A block of data:
• • • • • • •

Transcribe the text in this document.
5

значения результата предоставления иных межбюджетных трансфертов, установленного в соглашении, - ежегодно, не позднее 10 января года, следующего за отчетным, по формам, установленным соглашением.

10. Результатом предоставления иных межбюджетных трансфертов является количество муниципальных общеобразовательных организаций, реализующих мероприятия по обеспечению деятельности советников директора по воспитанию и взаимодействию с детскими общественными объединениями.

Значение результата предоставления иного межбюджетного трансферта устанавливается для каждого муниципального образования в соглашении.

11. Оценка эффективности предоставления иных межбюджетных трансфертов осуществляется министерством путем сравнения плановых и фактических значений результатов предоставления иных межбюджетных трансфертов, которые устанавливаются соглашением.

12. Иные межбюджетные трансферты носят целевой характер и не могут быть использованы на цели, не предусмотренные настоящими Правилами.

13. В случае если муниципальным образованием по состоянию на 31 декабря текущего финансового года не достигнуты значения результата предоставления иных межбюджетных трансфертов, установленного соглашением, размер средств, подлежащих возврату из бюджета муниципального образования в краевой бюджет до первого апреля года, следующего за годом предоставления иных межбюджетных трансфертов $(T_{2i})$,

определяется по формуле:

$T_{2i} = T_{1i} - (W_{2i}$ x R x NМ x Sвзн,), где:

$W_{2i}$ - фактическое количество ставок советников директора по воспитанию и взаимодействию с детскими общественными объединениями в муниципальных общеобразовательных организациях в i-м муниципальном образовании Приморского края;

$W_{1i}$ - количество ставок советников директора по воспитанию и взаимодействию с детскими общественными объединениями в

• • • • • • •

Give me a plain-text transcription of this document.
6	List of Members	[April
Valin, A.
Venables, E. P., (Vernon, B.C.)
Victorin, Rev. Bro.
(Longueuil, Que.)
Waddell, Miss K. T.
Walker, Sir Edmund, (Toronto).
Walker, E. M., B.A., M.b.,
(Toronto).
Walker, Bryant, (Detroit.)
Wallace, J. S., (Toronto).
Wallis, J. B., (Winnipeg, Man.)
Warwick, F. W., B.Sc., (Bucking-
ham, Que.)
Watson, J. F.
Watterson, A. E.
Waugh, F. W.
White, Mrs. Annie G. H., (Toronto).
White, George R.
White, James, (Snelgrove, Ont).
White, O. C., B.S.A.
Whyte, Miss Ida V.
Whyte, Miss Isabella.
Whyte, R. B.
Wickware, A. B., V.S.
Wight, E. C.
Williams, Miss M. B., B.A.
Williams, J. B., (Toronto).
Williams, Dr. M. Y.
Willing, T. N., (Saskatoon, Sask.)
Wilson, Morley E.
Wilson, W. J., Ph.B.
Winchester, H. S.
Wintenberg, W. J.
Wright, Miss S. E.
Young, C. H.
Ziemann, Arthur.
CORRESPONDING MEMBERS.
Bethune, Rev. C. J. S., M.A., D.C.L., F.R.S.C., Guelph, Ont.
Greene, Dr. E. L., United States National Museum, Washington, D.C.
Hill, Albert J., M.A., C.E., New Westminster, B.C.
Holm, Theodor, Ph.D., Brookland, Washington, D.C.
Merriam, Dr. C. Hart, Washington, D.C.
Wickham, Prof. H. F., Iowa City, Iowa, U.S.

• • • • • • •

## TASK BRIEF
Where a line of the records above holds the word "Walker", copy that line.

## PROBLEM SOLUTION
Walker, Sir Edmund, (Toronto).
Walker, E. M., B.A., M.b.,
Walker, Bryant, (Detroit.)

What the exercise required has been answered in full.